§ **Task to carry out**
Lines containing "this" are to be counted. Give the number and nothing more.

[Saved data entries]
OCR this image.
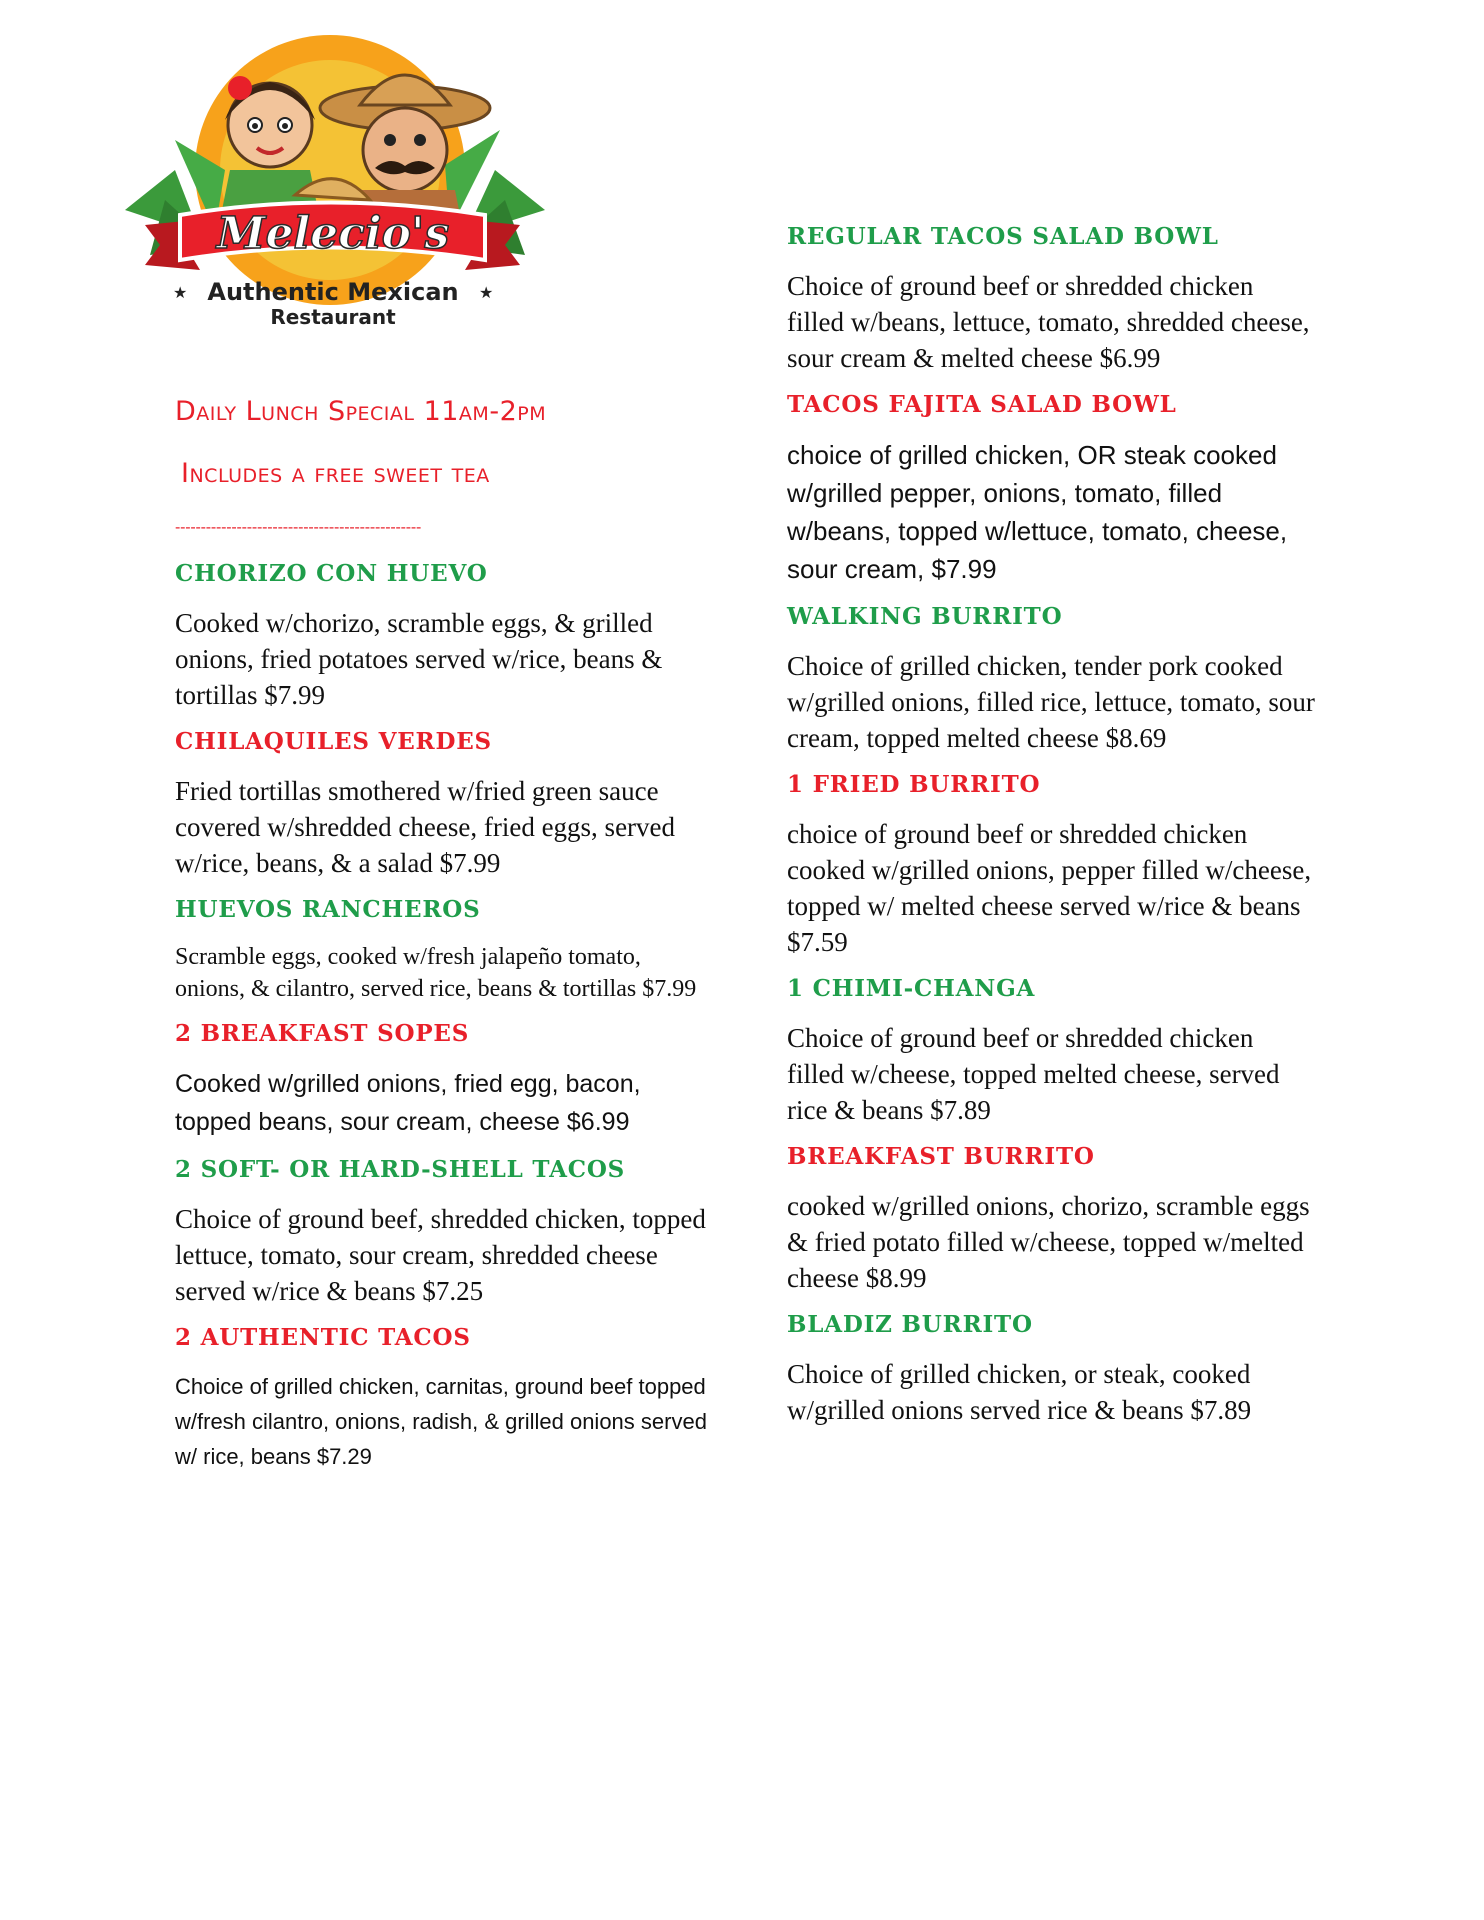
Melecio's
Authentic Mexican
★	★
Restaurant
Daily Lunch Special 11am-2pm
Includes a free sweet tea
------------------------------------------------
CHORIZO CON HUEVO
Cooked w/chorizo, scramble eggs, & grilled onions, fried potatoes served w/rice, beans & tortillas $7.99
CHILAQUILES VERDES
Fried tortillas smothered w/fried green sauce covered w/shredded cheese, fried eggs, served w/rice, beans, & a salad $7.99
HUEVOS RANCHEROS
Scramble eggs, cooked w/fresh jalapeño tomato, onions, & cilantro, served rice, beans & tortillas $7.99
2 BREAKFAST SOPES
Cooked w/grilled onions, fried egg, bacon, topped beans, sour cream, cheese $6.99
2 SOFT- OR HARD-SHELL TACOS
Choice of ground beef, shredded chicken, topped lettuce, tomato, sour cream, shredded cheese served w/rice & beans $7.25
2 AUTHENTIC TACOS
Choice of grilled chicken, carnitas, ground beef topped w/fresh cilantro, onions, radish, & grilled onions served w/ rice, beans $7.29
REGULAR TACOS SALAD BOWL
Choice of ground beef or shredded chicken filled w/beans, lettuce, tomato, shredded cheese, sour cream & melted cheese $6.99
TACOS FAJITA SALAD BOWL
choice of grilled chicken, OR steak cooked w/grilled pepper, onions, tomato, filled w/beans, topped w/lettuce, tomato, cheese, sour cream, $7.99
WALKING BURRITO
Choice of grilled chicken, tender pork cooked w/grilled onions, filled rice, lettuce, tomato, sour cream, topped melted cheese $8.69
1 FRIED BURRITO
choice of ground beef or shredded chicken cooked w/grilled onions, pepper filled w/cheese, topped w/ melted cheese served w/rice & beans $7.59
1 CHIMI-CHANGA
Choice of ground beef or shredded chicken filled w/cheese, topped melted cheese, served rice & beans $7.89
BREAKFAST BURRITO
cooked w/grilled onions, chorizo, scramble eggs & fried potato filled w/cheese, topped w/melted cheese $8.99
BLADIZ BURRITO
Choice of grilled chicken, or steak, cooked w/grilled onions served rice & beans $7.89
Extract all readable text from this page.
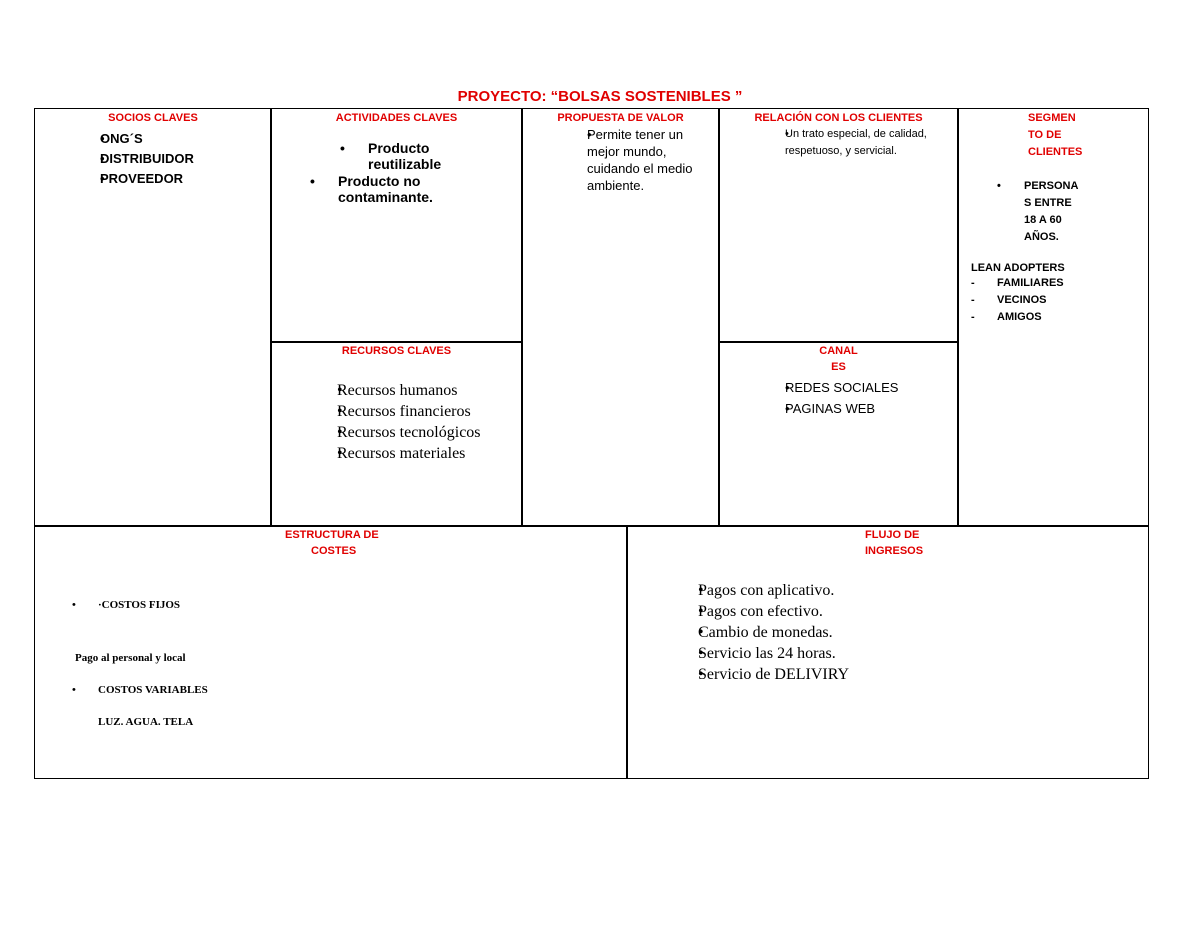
PROYECTO: “BOLSAS SOSTENIBLES ”
SOCIOS CLAVES
• ONG´S
• DISTRIBUIDOR
• PROVEEDOR
ACTIVIDADES CLAVES
• Producto reutilizable
• Producto no contaminante.
RECURSOS CLAVES
• Recursos humanos
• Recursos financieros
• Recursos tecnológicos
• Recursos materiales
PROPUESTA DE VALOR
• Permite tener un mejor mundo, cuidando el medio ambiente.
RELACIÓN CON LOS CLIENTES
• Un trato especial, de calidad, respetuoso, y servicial.
CANAL
ES
• REDES SOCIALES
• PAGINAS WEB
SEGMEN
TO DE
CLIENTES
• PERSONA
S ENTRE
18 A 60
AÑOS.
LEAN ADOPTERS
- FAMILIARES
- VECINOS
- AMIGOS
ESTRUCTURA DE
COSTES
• ·COSTOS FIJOS
Pago al personal y local
• COSTOS VARIABLES
LUZ. AGUA. TELA
FLUJO DE
INGRESOS
• Pagos con aplicativo.
• Pagos con efectivo.
• Cambio de monedas.
• Servicio las 24 horas.
• Servicio de DELIVIRY
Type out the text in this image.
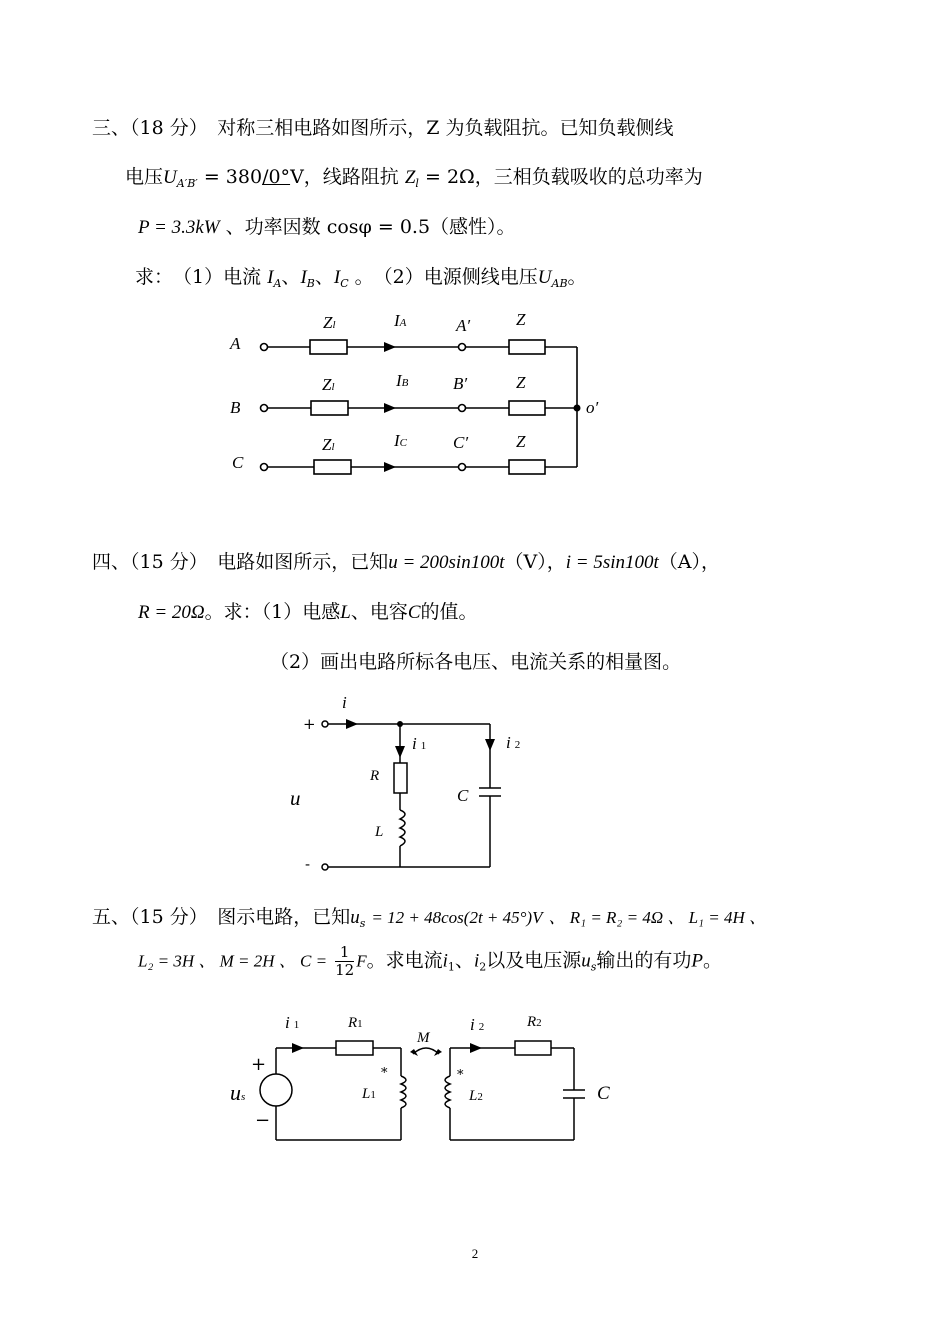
三、（18 分）　对称三相电路如图所示，Z 为负载阻抗。已知负载侧线
电压$U_{A'B'} = 380/0^\circ V$，线路阻抗 $Z_l = 2\Omega$，三相负载吸收的总功率为
P = 3.3kW 、功率因数 cosφ = 0.5（感性）。
求：　（1）电流 $I_A$、$I_B$、$I_C$ 。　（2）电源侧线电压$U_{AB}$。
A
B
C
Zl
Zl
Zl
IA
IB
IC
A′
B′
C′
Z
Z
Z
o′
四、（15 分）　电路如图所示，已知u = 200sin100t（V），i = 5sin100t（A），
R = 20Ω。求：（1）电感L、电容C的值。
（2）画出电路所标各电压、电流关系的相量图。
+
-
u
i
i 1	i 2
R
L
C
五、（15 分）　图示电路，已知$u_s = 12 + 48\cos(2t + 45^\circ)V$ 、 R₁ = R₂ = 4Ω 、 L₁ = 4H 、
L₂ = 3H 、 M = 2H 、 $C = \frac{1}{12}$ F。求电流$i_1$、$i_2$以及电压源$u_s$输出的有功P。
i 1	R1
M
i 2	R2
+
−
us
*	*
L1	L2	C
2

§ **Solution to the exercise**
3